#### Stated exercise
Give the entries again, word for word.

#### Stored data

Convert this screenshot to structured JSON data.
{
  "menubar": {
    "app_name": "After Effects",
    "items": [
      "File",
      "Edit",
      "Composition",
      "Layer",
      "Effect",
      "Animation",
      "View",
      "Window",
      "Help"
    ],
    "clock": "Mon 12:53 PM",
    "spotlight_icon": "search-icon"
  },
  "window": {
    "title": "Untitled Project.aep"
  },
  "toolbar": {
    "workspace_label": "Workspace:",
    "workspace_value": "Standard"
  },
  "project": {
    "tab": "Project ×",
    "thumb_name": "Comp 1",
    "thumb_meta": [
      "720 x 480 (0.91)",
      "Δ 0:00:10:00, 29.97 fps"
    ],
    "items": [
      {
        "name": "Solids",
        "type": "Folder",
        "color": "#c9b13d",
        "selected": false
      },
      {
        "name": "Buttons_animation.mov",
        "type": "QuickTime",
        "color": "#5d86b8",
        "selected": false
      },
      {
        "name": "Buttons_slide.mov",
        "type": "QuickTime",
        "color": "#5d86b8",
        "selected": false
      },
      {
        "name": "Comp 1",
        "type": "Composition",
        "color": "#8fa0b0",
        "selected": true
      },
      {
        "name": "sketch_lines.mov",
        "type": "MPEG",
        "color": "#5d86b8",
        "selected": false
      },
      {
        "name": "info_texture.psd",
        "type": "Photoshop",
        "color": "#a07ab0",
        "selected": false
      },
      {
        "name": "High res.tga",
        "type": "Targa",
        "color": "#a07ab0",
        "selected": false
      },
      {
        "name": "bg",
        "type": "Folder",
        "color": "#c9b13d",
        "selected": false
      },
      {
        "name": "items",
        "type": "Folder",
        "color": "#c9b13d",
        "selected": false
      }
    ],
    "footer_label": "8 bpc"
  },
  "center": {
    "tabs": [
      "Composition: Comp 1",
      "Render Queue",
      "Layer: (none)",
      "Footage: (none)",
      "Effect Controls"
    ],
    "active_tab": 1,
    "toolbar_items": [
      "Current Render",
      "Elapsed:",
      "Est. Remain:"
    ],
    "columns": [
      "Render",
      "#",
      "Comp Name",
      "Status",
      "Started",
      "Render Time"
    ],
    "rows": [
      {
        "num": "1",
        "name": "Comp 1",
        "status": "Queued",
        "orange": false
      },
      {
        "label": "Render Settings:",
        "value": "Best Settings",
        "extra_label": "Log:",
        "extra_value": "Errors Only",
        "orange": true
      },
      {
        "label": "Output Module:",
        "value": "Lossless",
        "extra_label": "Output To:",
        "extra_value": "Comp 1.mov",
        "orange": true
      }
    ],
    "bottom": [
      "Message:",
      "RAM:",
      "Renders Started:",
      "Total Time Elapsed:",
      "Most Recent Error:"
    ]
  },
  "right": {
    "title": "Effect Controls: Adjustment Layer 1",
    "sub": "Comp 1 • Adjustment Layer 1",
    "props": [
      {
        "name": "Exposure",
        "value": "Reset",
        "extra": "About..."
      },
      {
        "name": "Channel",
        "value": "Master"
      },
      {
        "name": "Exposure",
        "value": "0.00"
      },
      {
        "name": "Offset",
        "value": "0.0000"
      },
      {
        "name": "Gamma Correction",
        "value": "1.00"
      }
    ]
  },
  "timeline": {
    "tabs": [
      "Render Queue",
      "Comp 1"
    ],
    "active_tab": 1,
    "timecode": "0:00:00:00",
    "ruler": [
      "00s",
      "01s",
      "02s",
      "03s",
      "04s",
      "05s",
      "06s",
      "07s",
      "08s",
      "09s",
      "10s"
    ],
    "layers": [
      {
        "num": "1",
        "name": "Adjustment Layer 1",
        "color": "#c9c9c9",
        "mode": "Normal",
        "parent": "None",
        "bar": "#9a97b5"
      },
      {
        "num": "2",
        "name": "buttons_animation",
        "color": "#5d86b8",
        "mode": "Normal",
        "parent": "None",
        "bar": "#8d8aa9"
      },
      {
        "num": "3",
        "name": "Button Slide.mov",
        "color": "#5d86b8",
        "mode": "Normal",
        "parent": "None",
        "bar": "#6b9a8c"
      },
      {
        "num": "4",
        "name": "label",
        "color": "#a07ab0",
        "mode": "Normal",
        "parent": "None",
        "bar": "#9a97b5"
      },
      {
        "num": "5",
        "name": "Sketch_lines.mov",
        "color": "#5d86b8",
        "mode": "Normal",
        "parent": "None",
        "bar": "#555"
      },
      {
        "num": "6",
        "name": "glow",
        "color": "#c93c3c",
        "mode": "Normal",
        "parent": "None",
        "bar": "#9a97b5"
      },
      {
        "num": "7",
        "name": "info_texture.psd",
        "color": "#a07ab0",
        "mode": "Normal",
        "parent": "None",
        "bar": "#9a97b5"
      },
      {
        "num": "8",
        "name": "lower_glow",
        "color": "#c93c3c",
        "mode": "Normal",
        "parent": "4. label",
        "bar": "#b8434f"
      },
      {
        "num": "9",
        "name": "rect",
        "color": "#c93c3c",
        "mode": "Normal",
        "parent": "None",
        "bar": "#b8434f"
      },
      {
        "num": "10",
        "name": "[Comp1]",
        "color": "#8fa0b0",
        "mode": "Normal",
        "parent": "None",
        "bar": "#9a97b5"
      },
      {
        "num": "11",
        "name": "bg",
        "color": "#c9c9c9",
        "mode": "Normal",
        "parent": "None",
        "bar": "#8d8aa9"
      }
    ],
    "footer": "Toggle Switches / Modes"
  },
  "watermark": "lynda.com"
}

#### Final result
Convert this screenshot to structured JSON data.
{
  "menubar": {
    "app_name": "After Effects",
    "items": [
      "File",
      "Edit",
      "Composition",
      "Layer",
      "Effect",
      "Animation",
      "View",
      "Window",
      "Help"
    ],
    "clock": "Mon 12:53 PM",
    "spotlight_icon": "search-icon"
  },
  "window": {
    "title": "Untitled Project.aep"
  },
  "toolbar": {
    "workspace_label": "Workspace:",
    "workspace_value": "Standard"
  },
  "project": {
    "tab": "Project ×",
    "thumb_name": "Comp 1",
    "thumb_meta": [
      "720 x 480 (0.91)",
      "Δ 0:00:10:00, 29.97 fps"
    ],
    "items": [
      {
        "name": "Solids",
        "type": "Folder",
        "color": "#c9b13d",
        "selected": false
      },
      {
        "name": "Buttons_animation.mov",
        "type": "QuickTime",
        "color": "#5d86b8",
        "selected": false
      },
      {
        "name": "Buttons_slide.mov",
        "type": "QuickTime",
        "color": "#5d86b8",
        "selected": false
      },
      {
        "name": "Comp 1",
        "type": "Composition",
        "color": "#8fa0b0",
        "selected": true
      },
      {
        "name": "sketch_lines.mov",
        "type": "MPEG",
        "color": "#5d86b8",
        "selected": false
      },
      {
        "name": "info_texture.psd",
        "type": "Photoshop",
        "color": "#a07ab0",
        "selected": false
      },
      {
        "name": "High res.tga",
        "type": "Targa",
        "color": "#a07ab0",
        "selected": false
      },
      {
        "name": "bg",
        "type": "Folder",
        "color": "#c9b13d",
        "selected": false
      },
      {
        "name": "items",
        "type": "Folder",
        "color": "#c9b13d",
        "selected": false
      }
    ],
    "footer_label": "8 bpc"
  },
  "center": {
    "tabs": [
      "Composition: Comp 1",
      "Render Queue",
      "Layer: (none)",
      "Footage: (none)",
      "Effect Controls"
    ],
    "active_tab": 1,
    "toolbar_items": [
      "Current Render",
      "Elapsed:",
      "Est. Remain:"
    ],
    "columns": [
      "Render",
      "#",
      "Comp Name",
      "Status",
      "Started",
      "Render Time"
    ],
    "rows": [
      {
        "num": "1",
        "name": "Comp 1",
        "status": "Queued",
        "orange": false
      },
      {
        "label": "Render Settings:",
        "value": "Best Settings",
        "extra_label": "Log:",
        "extra_value": "Errors Only",
        "orange": true
      },
      {
        "label": "Output Module:",
        "value": "Lossless",
        "extra_label": "Output To:",
        "extra_value": "Comp 1.mov",
        "orange": true
      }
    ],
    "bottom": [
      "Message:",
      "RAM:",
      "Renders Started:",
      "Total Time Elapsed:",
      "Most Recent Error:"
    ]
  },
  "right": {
    "title": "Effect Controls: Adjustment Layer 1",
    "sub": "Comp 1 • Adjustment Layer 1",
    "props": [
      {
        "name": "Exposure",
        "value": "Reset",
        "extra": "About..."
      },
      {
        "name": "Channel",
        "value": "Master"
      },
      {
        "name": "Exposure",
        "value": "0.00"
      },
      {
        "name": "Offset",
        "value": "0.0000"
      },
      {
        "name": "Gamma Correction",
        "value": "1.00"
      }
    ]
  },
  "timeline": {
    "tabs": [
      "Render Queue",
      "Comp 1"
    ],
    "active_tab": 1,
    "timecode": "0:00:00:00",
    "ruler": [
      "00s",
      "01s",
      "02s",
      "03s",
      "04s",
      "05s",
      "06s",
      "07s",
      "08s",
      "09s",
      "10s"
    ],
    "layers": [
      {
        "num": "1",
        "name": "Adjustment Layer 1",
        "color": "#c9c9c9",
        "mode": "Normal",
        "parent": "None",
        "bar": "#9a97b5"
      },
      {
        "num": "2",
        "name": "buttons_animation",
        "color": "#5d86b8",
        "mode": "Normal",
        "parent": "None",
        "bar": "#8d8aa9"
      },
      {
        "num": "3",
        "name": "Button Slide.mov",
        "color": "#5d86b8",
        "mode": "Normal",
        "parent": "None",
        "bar": "#6b9a8c"
      },
      {
        "num": "4",
        "name": "label",
        "color": "#a07ab0",
        "mode": "Normal",
        "parent": "None",
        "bar": "#9a97b5"
      },
      {
        "num": "5",
        "name": "Sketch_lines.mov",
        "color": "#5d86b8",
        "mode": "Normal",
        "parent": "None",
        "bar": "#555"
      },
      {
        "num": "6",
        "name": "glow",
        "color": "#c93c3c",
        "mode": "Normal",
        "parent": "None",
        "bar": "#9a97b5"
      },
      {
        "num": "7",
        "name": "info_texture.psd",
        "color": "#a07ab0",
        "mode": "Normal",
        "parent": "None",
        "bar": "#9a97b5"
      },
      {
        "num": "8",
        "name": "lower_glow",
        "color": "#c93c3c",
        "mode": "Normal",
        "parent": "4. label",
        "bar": "#b8434f"
      },
      {
        "num": "9",
        "name": "rect",
        "color": "#c93c3c",
        "mode": "Normal",
        "parent": "None",
        "bar": "#b8434f"
      },
      {
        "num": "10",
        "name": "[Comp1]",
        "color": "#8fa0b0",
        "mode": "Normal",
        "parent": "None",
        "bar": "#9a97b5"
      },
      {
        "num": "11",
        "name": "bg",
        "color": "#c9c9c9",
        "mode": "Normal",
        "parent": "None",
        "bar": "#8d8aa9"
      }
    ],
    "footer": "Toggle Switches / Modes"
  },
  "watermark": "lynda.com"
}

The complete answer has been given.